OBJECTIVE:
Below are records; state how many of their lines hold the word "Side", and give only the figure.

>> start

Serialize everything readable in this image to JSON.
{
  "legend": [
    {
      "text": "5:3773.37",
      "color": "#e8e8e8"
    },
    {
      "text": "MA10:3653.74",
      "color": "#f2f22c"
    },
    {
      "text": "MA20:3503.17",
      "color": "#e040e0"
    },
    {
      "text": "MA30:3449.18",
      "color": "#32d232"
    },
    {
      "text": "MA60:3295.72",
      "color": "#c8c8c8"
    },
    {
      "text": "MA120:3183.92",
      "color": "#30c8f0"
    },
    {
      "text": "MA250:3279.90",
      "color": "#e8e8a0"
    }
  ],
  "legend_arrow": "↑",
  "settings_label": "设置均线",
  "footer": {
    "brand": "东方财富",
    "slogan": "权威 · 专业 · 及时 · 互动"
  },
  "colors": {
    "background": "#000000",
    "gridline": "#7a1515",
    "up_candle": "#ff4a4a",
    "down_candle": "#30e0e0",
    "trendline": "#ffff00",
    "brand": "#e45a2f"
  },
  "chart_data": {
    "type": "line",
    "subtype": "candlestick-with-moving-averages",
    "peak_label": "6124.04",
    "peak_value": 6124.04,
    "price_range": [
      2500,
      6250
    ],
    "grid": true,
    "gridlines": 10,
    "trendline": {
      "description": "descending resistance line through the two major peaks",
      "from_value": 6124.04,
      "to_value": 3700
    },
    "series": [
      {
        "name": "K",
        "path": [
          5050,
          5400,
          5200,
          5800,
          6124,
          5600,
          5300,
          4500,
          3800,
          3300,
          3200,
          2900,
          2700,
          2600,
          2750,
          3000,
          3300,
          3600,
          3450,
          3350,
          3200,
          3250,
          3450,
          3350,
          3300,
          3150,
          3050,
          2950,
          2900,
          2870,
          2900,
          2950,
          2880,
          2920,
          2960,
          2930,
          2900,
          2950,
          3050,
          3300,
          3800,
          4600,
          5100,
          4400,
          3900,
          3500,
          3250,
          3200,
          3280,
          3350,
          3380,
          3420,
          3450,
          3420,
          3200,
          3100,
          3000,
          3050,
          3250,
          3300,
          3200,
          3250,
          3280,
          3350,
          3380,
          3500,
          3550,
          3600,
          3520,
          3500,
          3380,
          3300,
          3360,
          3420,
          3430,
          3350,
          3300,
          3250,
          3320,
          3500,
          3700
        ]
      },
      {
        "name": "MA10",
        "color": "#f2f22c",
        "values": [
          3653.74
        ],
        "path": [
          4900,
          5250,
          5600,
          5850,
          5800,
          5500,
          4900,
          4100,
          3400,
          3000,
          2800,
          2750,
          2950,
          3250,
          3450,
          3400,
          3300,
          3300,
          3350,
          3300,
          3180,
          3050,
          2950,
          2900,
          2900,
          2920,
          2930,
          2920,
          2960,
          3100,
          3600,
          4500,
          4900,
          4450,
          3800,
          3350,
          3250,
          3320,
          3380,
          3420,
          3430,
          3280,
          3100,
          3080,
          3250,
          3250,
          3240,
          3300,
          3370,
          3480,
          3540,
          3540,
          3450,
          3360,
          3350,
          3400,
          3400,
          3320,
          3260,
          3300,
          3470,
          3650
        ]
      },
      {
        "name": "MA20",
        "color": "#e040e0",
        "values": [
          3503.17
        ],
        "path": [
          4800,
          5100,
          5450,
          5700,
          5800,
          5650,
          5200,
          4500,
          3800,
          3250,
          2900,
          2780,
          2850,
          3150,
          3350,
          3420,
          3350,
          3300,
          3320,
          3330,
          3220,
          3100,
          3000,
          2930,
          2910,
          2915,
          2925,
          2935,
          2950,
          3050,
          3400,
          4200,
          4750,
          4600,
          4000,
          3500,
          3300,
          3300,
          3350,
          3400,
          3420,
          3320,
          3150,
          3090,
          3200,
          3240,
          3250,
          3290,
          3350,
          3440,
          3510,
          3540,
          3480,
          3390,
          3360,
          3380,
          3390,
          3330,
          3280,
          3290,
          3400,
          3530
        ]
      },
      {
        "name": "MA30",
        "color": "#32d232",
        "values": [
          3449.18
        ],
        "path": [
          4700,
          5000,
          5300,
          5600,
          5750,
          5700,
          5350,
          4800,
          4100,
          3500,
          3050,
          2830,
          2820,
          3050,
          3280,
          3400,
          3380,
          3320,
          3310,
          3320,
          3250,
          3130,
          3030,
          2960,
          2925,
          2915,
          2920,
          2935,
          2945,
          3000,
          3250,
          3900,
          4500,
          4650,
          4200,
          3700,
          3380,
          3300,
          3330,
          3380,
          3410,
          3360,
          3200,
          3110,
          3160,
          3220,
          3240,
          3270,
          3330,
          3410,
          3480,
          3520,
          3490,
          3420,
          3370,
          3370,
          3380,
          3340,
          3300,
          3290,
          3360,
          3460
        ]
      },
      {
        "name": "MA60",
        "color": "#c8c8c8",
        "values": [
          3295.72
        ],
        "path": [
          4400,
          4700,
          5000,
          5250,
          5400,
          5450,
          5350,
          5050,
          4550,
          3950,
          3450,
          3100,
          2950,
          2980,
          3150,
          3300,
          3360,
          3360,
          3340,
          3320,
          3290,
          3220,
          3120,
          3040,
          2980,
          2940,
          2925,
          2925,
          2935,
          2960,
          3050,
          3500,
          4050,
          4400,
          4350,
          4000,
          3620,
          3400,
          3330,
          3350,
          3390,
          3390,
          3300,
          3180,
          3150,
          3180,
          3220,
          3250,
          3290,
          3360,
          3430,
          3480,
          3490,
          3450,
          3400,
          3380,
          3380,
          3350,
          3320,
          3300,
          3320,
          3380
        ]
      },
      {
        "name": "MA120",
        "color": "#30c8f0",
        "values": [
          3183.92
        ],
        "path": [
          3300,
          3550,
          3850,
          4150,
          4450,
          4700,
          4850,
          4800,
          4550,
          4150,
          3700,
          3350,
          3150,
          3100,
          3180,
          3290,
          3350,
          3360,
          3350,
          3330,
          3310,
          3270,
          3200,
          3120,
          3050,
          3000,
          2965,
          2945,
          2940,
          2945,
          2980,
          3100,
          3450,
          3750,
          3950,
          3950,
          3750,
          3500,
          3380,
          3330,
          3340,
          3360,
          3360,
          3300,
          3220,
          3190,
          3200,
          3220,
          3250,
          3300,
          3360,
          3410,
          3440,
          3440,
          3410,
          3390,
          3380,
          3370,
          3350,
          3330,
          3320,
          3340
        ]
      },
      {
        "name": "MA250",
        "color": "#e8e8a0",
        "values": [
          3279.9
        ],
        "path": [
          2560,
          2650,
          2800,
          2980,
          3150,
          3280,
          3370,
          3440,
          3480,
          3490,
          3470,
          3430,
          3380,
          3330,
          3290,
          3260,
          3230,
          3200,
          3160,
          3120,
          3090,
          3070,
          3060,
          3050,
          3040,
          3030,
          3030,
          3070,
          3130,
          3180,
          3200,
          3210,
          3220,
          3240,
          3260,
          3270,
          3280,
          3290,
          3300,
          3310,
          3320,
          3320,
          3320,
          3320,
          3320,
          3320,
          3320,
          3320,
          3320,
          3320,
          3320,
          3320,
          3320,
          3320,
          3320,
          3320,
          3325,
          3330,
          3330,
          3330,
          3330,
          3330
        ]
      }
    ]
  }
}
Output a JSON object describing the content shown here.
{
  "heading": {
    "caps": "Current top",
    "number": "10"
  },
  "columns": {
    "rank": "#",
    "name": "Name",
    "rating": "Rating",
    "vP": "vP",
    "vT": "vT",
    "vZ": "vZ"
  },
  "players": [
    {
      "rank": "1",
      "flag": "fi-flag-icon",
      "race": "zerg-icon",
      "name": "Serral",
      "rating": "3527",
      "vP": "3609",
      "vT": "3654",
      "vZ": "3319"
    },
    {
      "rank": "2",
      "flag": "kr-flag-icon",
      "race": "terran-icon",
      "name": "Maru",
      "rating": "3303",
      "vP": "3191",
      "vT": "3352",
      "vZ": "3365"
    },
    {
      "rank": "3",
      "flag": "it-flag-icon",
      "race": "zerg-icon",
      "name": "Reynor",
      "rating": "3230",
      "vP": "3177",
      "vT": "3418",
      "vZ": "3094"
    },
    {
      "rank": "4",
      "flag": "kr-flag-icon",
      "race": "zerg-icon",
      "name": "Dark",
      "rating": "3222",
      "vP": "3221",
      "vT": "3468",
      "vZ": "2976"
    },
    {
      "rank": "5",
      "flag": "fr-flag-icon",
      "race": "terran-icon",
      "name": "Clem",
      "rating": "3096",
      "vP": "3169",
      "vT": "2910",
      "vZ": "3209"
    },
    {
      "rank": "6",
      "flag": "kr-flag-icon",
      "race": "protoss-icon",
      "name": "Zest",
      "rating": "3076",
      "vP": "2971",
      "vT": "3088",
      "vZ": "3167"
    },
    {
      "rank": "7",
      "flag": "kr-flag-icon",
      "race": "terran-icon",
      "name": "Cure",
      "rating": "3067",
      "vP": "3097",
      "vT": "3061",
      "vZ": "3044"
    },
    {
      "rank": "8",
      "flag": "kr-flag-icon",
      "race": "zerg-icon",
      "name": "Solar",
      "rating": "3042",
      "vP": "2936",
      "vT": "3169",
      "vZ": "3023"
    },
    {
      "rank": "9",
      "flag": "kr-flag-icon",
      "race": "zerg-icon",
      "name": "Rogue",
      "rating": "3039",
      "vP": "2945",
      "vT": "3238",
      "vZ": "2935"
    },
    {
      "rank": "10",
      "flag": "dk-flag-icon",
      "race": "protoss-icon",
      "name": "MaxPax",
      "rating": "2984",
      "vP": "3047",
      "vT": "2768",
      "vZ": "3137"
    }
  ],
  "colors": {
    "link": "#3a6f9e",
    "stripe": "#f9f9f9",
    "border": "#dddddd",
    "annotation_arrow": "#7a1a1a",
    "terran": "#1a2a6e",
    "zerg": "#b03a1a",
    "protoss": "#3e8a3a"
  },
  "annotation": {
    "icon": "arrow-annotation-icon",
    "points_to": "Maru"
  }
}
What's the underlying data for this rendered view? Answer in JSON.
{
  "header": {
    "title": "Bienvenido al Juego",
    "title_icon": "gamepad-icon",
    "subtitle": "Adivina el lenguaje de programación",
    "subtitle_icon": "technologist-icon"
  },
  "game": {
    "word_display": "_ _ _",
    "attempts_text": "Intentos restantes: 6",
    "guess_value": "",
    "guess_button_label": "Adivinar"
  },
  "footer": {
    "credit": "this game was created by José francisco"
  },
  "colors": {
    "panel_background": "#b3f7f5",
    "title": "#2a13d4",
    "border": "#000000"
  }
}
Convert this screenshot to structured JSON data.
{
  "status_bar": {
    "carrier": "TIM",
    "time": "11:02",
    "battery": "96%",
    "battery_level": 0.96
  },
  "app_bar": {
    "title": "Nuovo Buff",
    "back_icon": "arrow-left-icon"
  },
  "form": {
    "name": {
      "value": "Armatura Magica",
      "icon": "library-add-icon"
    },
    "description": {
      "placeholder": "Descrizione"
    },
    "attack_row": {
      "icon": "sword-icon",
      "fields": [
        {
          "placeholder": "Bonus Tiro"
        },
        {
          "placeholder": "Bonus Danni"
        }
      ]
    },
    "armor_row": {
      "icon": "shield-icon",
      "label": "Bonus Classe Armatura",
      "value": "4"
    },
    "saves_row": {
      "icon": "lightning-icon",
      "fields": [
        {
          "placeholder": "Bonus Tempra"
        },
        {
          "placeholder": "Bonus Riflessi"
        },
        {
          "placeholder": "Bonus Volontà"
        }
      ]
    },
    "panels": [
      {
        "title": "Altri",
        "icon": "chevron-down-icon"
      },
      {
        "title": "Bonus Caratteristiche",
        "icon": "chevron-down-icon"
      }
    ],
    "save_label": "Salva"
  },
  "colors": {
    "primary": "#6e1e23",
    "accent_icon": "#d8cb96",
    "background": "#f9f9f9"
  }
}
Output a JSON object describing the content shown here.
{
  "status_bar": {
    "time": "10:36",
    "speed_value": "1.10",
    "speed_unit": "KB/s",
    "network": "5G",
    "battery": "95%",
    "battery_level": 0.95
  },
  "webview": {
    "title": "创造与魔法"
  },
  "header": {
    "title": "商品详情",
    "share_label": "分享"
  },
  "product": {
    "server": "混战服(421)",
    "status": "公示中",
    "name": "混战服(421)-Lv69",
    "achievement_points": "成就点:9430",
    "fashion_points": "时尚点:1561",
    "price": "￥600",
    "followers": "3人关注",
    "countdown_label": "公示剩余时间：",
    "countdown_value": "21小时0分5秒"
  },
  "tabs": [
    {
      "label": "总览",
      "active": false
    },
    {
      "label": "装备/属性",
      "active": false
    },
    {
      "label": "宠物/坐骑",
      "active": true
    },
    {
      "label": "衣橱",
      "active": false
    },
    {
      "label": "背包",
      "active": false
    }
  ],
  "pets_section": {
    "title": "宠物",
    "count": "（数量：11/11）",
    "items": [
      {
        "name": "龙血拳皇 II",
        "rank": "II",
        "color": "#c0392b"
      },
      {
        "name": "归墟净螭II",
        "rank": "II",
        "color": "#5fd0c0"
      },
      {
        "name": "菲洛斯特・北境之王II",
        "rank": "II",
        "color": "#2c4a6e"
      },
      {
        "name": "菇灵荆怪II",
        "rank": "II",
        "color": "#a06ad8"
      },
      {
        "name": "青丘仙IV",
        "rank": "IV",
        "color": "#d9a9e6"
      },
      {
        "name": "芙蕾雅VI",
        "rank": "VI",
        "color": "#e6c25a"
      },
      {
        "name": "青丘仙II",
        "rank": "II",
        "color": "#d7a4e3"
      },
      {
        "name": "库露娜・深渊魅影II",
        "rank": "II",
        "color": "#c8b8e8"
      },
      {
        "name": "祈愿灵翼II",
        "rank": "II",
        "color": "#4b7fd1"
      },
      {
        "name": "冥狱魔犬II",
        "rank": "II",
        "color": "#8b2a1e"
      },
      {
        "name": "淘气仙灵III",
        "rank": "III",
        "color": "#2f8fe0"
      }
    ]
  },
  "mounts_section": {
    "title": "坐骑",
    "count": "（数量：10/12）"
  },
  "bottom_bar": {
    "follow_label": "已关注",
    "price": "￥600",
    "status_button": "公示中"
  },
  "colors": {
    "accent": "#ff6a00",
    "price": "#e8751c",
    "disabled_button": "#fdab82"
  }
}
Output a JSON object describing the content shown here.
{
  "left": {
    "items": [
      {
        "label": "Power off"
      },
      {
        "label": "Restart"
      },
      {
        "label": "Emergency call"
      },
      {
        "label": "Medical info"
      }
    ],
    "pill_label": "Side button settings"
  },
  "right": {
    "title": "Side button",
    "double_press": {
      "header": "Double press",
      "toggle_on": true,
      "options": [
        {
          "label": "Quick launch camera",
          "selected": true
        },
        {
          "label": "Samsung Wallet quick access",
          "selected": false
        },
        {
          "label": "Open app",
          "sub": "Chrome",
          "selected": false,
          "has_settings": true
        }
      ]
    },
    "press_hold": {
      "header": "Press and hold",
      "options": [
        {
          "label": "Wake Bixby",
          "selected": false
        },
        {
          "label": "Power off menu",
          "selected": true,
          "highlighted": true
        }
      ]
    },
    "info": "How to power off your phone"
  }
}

>> end

SOLUTION FOR THIS EXERCISE:
2